> [Data in this exercise]
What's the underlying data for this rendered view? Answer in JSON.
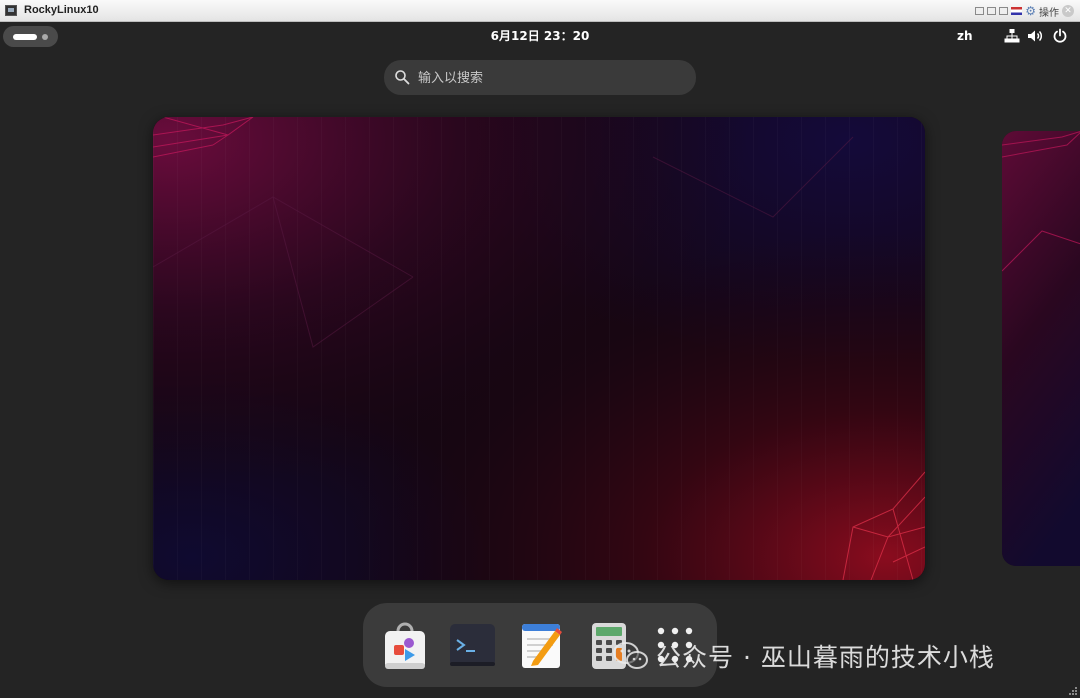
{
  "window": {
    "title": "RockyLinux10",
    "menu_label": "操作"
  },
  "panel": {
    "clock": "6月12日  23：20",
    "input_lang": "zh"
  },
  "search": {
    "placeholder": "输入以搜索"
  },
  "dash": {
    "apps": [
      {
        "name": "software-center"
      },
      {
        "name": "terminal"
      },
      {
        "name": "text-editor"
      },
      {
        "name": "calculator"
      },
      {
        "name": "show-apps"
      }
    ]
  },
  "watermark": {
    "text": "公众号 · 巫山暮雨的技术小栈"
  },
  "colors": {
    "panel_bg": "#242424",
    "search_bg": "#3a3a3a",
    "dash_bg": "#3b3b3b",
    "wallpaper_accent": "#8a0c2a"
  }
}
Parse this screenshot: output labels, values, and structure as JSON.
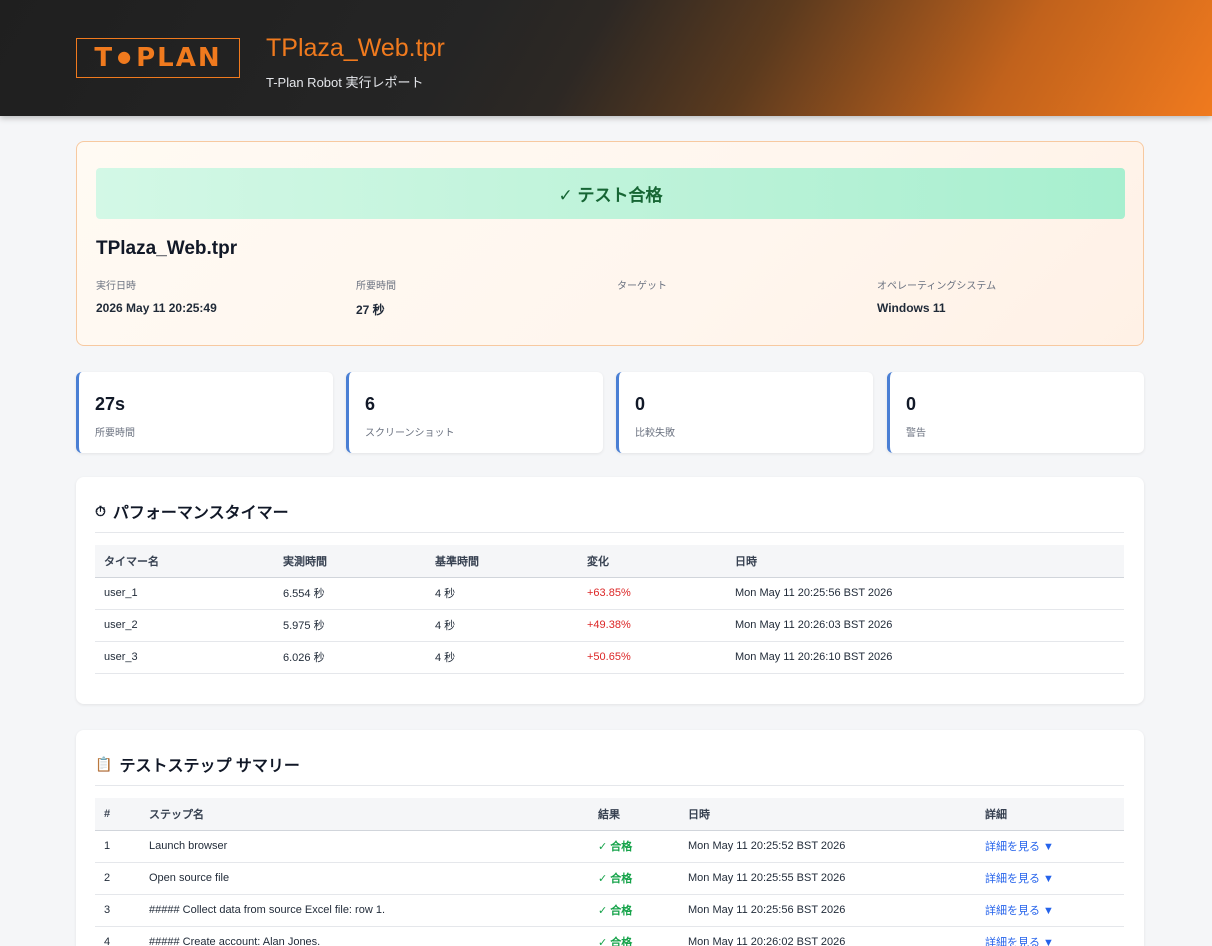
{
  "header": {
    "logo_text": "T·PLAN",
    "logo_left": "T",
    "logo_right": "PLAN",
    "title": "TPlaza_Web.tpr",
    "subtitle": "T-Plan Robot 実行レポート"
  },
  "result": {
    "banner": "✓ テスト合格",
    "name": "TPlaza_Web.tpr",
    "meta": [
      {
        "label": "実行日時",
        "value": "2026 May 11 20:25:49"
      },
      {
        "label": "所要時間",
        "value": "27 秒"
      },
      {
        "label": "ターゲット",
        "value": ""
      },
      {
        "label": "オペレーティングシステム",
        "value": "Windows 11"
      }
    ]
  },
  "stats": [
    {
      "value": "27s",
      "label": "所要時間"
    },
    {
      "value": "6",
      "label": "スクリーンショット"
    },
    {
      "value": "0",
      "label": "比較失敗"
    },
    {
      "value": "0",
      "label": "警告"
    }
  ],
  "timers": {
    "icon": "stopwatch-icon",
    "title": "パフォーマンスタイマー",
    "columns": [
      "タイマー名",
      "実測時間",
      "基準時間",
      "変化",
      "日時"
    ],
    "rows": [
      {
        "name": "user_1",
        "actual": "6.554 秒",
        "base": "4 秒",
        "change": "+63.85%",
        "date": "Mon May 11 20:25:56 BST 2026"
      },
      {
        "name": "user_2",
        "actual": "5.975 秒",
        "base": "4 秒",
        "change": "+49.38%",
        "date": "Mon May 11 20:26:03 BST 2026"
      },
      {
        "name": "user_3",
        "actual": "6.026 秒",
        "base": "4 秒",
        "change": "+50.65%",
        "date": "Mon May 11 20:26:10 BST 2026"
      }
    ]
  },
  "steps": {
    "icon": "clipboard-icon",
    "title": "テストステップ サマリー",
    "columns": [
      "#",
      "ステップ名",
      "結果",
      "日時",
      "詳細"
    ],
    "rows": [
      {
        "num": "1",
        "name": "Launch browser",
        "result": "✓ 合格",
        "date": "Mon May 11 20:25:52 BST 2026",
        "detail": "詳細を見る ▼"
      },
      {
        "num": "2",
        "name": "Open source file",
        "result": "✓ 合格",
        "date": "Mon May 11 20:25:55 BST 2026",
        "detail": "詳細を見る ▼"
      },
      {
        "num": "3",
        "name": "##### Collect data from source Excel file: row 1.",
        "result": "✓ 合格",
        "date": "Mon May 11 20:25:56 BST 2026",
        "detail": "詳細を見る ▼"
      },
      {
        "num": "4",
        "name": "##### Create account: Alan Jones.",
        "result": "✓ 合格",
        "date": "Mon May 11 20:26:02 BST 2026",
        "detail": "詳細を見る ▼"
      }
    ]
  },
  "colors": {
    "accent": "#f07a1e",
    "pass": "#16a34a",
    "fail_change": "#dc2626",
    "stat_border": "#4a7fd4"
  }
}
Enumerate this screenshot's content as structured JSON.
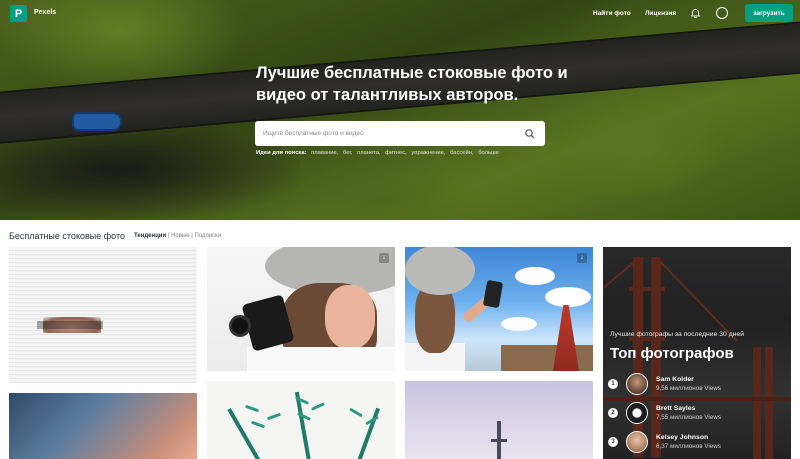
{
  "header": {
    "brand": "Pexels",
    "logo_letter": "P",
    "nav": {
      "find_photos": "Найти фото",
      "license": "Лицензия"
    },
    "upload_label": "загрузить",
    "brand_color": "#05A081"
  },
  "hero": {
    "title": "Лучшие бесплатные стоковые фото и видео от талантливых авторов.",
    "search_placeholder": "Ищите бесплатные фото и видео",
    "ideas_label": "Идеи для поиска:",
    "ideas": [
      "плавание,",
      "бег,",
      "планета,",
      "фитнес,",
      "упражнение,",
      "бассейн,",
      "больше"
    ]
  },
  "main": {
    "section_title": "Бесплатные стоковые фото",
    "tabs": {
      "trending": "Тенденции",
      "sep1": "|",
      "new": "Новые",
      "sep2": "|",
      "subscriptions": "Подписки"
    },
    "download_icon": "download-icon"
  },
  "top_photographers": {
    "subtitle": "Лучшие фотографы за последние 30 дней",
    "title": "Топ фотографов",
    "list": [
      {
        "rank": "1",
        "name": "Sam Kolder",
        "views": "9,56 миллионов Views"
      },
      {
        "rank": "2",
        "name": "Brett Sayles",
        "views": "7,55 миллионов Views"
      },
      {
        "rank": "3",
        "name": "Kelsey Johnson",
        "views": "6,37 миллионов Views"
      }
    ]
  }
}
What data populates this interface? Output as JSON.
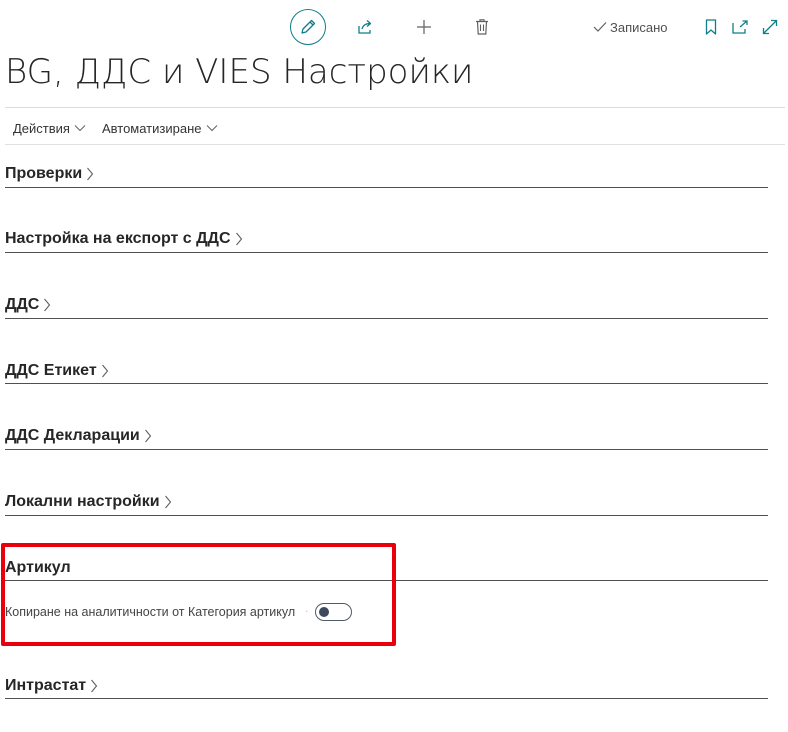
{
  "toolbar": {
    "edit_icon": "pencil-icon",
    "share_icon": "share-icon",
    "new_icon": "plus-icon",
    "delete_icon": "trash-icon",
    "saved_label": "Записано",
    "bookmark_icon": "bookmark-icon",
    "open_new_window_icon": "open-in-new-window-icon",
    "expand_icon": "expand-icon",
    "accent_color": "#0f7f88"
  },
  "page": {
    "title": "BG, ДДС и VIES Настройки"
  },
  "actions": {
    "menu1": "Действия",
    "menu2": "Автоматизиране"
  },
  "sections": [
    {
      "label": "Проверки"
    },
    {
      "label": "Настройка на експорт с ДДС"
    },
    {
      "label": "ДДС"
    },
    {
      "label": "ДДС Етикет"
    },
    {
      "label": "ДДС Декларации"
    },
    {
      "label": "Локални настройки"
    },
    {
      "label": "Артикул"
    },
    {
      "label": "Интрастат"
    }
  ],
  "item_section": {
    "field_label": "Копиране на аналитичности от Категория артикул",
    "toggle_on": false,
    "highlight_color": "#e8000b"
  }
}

> [Task to carry out] Identify the lines of the data that contain the word "source". Copy each of them.

> [Exercise solution]
        "name": "Open source file",
        "name": "##### Collect data from source Excel file: row 1.",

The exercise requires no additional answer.